> [WRITTEN INSTRUCTION]
Take the material below and retype it in full; pictures are left out.
────────────────────
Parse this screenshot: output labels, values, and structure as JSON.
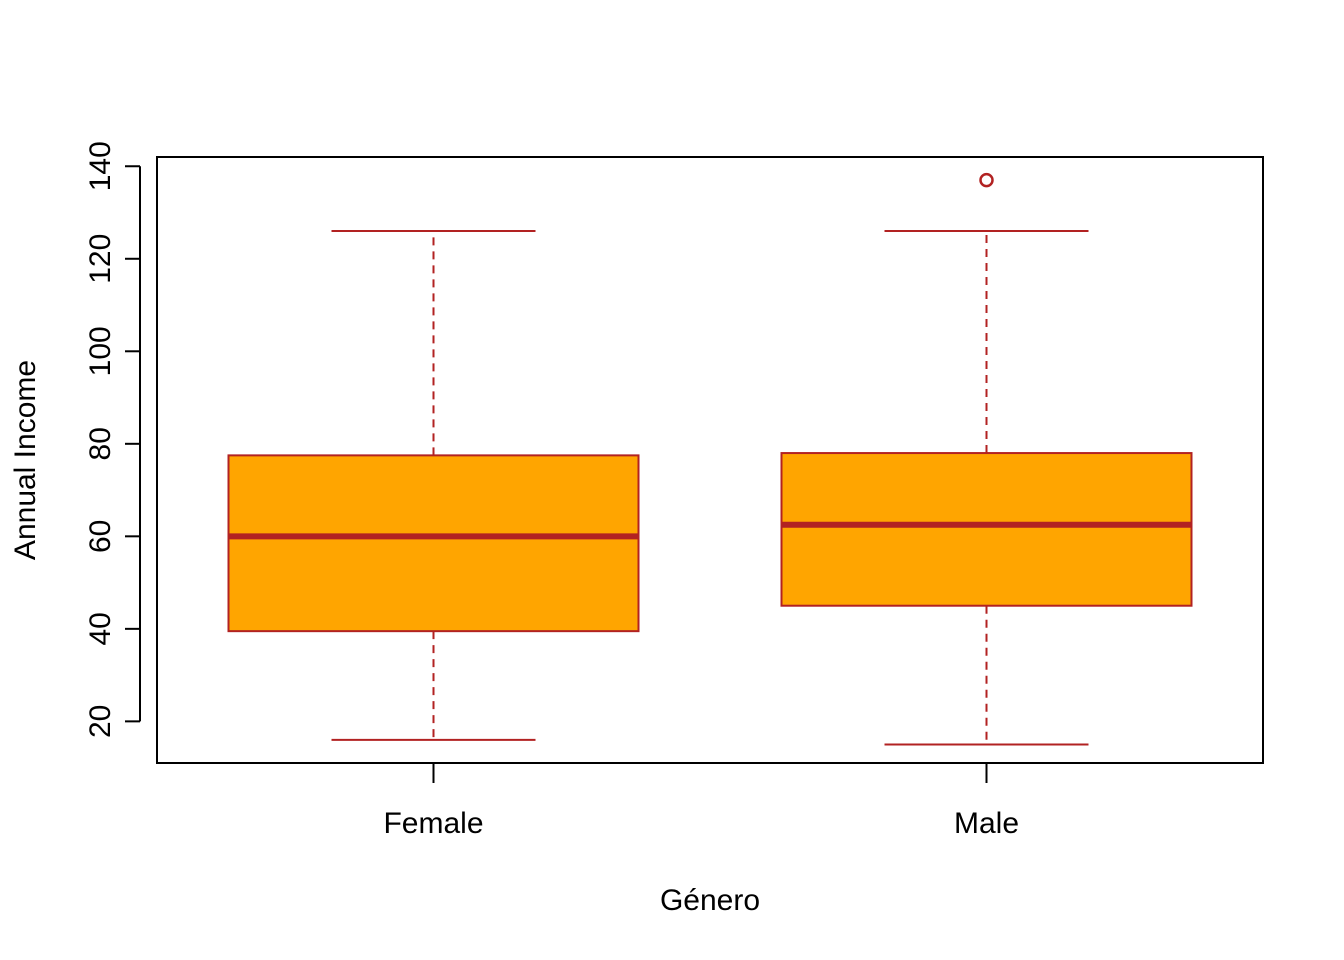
{
  "chart_data": {
    "type": "boxplot",
    "xlabel": "Género",
    "ylabel": "Annual Income",
    "ylim": [
      11,
      142
    ],
    "yticks": [
      20,
      40,
      60,
      80,
      100,
      120,
      140
    ],
    "categories": [
      "Female",
      "Male"
    ],
    "boxes": [
      {
        "name": "Female",
        "whisker_low": 16,
        "q1": 39.5,
        "median": 60,
        "q3": 77.5,
        "whisker_high": 126,
        "outliers": []
      },
      {
        "name": "Male",
        "whisker_low": 15,
        "q1": 45,
        "median": 62.5,
        "q3": 78,
        "whisker_high": 126,
        "outliers": [
          137
        ]
      }
    ],
    "colors": {
      "box_fill": "#FFA500",
      "border": "#B22222",
      "axis": "#000000"
    },
    "grid": false,
    "legend": "none"
  }
}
────────────────────
> [TASK SOLUTION]
Parse this screenshot: output labels, values, and structure as JSON.
{
  "chart_data": {
    "type": "boxplot",
    "xlabel": "Género",
    "ylabel": "Annual Income",
    "ylim": [
      11,
      142
    ],
    "yticks": [
      20,
      40,
      60,
      80,
      100,
      120,
      140
    ],
    "categories": [
      "Female",
      "Male"
    ],
    "boxes": [
      {
        "name": "Female",
        "whisker_low": 16,
        "q1": 39.5,
        "median": 60,
        "q3": 77.5,
        "whisker_high": 126,
        "outliers": []
      },
      {
        "name": "Male",
        "whisker_low": 15,
        "q1": 45,
        "median": 62.5,
        "q3": 78,
        "whisker_high": 126,
        "outliers": [
          137
        ]
      }
    ],
    "colors": {
      "box_fill": "#FFA500",
      "border": "#B22222",
      "axis": "#000000"
    },
    "grid": false,
    "legend": "none"
  }
}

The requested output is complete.